*Task description:*
Retype the material word for word.

Chart and figure data:

──────────

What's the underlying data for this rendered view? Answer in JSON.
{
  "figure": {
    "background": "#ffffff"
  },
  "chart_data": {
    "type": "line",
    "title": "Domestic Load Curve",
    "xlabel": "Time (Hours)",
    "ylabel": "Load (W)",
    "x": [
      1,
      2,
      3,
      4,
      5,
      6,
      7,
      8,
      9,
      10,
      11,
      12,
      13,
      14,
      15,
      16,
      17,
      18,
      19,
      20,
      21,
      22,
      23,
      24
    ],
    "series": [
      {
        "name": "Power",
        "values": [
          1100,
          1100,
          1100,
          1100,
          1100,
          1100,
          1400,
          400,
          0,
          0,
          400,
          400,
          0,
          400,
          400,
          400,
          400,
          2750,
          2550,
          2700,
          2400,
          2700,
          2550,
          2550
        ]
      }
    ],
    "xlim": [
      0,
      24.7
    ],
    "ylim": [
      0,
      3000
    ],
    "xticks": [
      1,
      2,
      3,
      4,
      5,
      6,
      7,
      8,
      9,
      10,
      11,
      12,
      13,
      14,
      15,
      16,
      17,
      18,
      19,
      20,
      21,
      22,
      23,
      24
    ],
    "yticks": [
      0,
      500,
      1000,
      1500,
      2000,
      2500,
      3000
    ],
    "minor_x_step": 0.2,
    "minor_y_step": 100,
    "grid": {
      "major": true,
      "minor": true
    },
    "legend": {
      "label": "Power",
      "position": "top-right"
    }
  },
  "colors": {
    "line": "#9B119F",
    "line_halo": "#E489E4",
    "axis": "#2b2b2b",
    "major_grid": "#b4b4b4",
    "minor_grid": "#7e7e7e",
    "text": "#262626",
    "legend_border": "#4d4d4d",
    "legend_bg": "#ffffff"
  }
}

──────────

*Complete answer:*
What's the underlying data for this rendered view? Answer in JSON.
{
  "figure": {
    "background": "#ffffff"
  },
  "chart_data": {
    "type": "line",
    "title": "Domestic Load Curve",
    "xlabel": "Time (Hours)",
    "ylabel": "Load (W)",
    "x": [
      1,
      2,
      3,
      4,
      5,
      6,
      7,
      8,
      9,
      10,
      11,
      12,
      13,
      14,
      15,
      16,
      17,
      18,
      19,
      20,
      21,
      22,
      23,
      24
    ],
    "series": [
      {
        "name": "Power",
        "values": [
          1100,
          1100,
          1100,
          1100,
          1100,
          1100,
          1400,
          400,
          0,
          0,
          400,
          400,
          0,
          400,
          400,
          400,
          400,
          2750,
          2550,
          2700,
          2400,
          2700,
          2550,
          2550
        ]
      }
    ],
    "xlim": [
      0,
      24.7
    ],
    "ylim": [
      0,
      3000
    ],
    "xticks": [
      1,
      2,
      3,
      4,
      5,
      6,
      7,
      8,
      9,
      10,
      11,
      12,
      13,
      14,
      15,
      16,
      17,
      18,
      19,
      20,
      21,
      22,
      23,
      24
    ],
    "yticks": [
      0,
      500,
      1000,
      1500,
      2000,
      2500,
      3000
    ],
    "minor_x_step": 0.2,
    "minor_y_step": 100,
    "grid": {
      "major": true,
      "minor": true
    },
    "legend": {
      "label": "Power",
      "position": "top-right"
    }
  },
  "colors": {
    "line": "#9B119F",
    "line_halo": "#E489E4",
    "axis": "#2b2b2b",
    "major_grid": "#b4b4b4",
    "minor_grid": "#7e7e7e",
    "text": "#262626",
    "legend_border": "#4d4d4d",
    "legend_bg": "#ffffff"
  }
}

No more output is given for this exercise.